» **Problem details**
Write each line out again exactly as written.

» **Raw data**
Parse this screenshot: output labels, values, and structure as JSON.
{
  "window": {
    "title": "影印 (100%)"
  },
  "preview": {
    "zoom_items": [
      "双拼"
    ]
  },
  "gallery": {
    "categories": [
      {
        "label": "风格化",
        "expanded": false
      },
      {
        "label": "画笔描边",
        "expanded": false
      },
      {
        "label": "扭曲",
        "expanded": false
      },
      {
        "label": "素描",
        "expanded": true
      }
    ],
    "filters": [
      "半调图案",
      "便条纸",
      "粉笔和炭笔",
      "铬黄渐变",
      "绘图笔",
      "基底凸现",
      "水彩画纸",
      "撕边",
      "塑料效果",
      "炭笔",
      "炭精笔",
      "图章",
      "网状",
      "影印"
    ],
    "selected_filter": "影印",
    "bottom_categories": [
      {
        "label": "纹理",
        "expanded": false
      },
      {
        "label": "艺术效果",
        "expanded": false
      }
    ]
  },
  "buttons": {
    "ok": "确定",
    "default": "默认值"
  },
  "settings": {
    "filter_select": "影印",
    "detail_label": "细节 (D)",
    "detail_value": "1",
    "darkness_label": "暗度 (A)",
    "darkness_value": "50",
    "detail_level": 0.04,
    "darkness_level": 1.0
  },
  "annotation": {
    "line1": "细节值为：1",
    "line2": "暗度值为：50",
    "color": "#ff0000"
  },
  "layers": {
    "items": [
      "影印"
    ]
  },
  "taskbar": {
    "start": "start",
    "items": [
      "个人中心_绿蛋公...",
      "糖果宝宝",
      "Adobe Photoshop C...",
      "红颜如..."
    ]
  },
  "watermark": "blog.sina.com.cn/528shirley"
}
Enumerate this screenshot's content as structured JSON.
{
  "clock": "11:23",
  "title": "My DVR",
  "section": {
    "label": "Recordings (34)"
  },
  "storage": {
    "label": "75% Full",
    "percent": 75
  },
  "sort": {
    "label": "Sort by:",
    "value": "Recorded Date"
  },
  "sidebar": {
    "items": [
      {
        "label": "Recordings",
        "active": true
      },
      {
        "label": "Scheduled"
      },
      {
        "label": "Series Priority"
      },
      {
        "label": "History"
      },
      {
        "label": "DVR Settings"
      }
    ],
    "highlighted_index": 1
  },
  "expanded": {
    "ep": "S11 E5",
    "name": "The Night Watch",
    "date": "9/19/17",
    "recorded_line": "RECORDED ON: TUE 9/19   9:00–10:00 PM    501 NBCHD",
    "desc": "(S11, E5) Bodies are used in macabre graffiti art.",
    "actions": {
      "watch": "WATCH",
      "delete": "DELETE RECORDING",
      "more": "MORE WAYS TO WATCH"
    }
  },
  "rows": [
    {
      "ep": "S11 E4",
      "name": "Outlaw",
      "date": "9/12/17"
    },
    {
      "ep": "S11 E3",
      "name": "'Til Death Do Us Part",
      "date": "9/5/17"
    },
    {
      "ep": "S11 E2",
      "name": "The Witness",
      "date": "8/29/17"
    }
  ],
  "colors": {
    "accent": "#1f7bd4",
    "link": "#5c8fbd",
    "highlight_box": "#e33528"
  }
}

» **Solution for this task**
Parse this screenshot: output labels, values, and structure as JSON.
{
  "window": {
    "title": "影印 (100%)"
  },
  "preview": {
    "zoom_items": [
      "双拼"
    ]
  },
  "gallery": {
    "categories": [
      {
        "label": "风格化",
        "expanded": false
      },
      {
        "label": "画笔描边",
        "expanded": false
      },
      {
        "label": "扭曲",
        "expanded": false
      },
      {
        "label": "素描",
        "expanded": true
      }
    ],
    "filters": [
      "半调图案",
      "便条纸",
      "粉笔和炭笔",
      "铬黄渐变",
      "绘图笔",
      "基底凸现",
      "水彩画纸",
      "撕边",
      "塑料效果",
      "炭笔",
      "炭精笔",
      "图章",
      "网状",
      "影印"
    ],
    "selected_filter": "影印",
    "bottom_categories": [
      {
        "label": "纹理",
        "expanded": false
      },
      {
        "label": "艺术效果",
        "expanded": false
      }
    ]
  },
  "buttons": {
    "ok": "确定",
    "default": "默认值"
  },
  "settings": {
    "filter_select": "影印",
    "detail_label": "细节 (D)",
    "detail_value": "1",
    "darkness_label": "暗度 (A)",
    "darkness_value": "50",
    "detail_level": 0.04,
    "darkness_level": 1.0
  },
  "annotation": {
    "line1": "细节值为：1",
    "line2": "暗度值为：50",
    "color": "#ff0000"
  },
  "layers": {
    "items": [
      "影印"
    ]
  },
  "taskbar": {
    "start": "start",
    "items": [
      "个人中心_绿蛋公...",
      "糖果宝宝",
      "Adobe Photoshop C...",
      "红颜如..."
    ]
  },
  "watermark": "blog.sina.com.cn/528shirley"
}
Enumerate this screenshot's content as structured JSON.
{
  "clock": "11:23",
  "title": "My DVR",
  "section": {
    "label": "Recordings (34)"
  },
  "storage": {
    "label": "75% Full",
    "percent": 75
  },
  "sort": {
    "label": "Sort by:",
    "value": "Recorded Date"
  },
  "sidebar": {
    "items": [
      {
        "label": "Recordings",
        "active": true
      },
      {
        "label": "Scheduled"
      },
      {
        "label": "Series Priority"
      },
      {
        "label": "History"
      },
      {
        "label": "DVR Settings"
      }
    ],
    "highlighted_index": 1
  },
  "expanded": {
    "ep": "S11 E5",
    "name": "The Night Watch",
    "date": "9/19/17",
    "recorded_line": "RECORDED ON: TUE 9/19   9:00–10:00 PM    501 NBCHD",
    "desc": "(S11, E5) Bodies are used in macabre graffiti art.",
    "actions": {
      "watch": "WATCH",
      "delete": "DELETE RECORDING",
      "more": "MORE WAYS TO WATCH"
    }
  },
  "rows": [
    {
      "ep": "S11 E4",
      "name": "Outlaw",
      "date": "9/12/17"
    },
    {
      "ep": "S11 E3",
      "name": "'Til Death Do Us Part",
      "date": "9/5/17"
    },
    {
      "ep": "S11 E2",
      "name": "The Witness",
      "date": "8/29/17"
    }
  ],
  "colors": {
    "accent": "#1f7bd4",
    "link": "#5c8fbd",
    "highlight_box": "#e33528"
  }
}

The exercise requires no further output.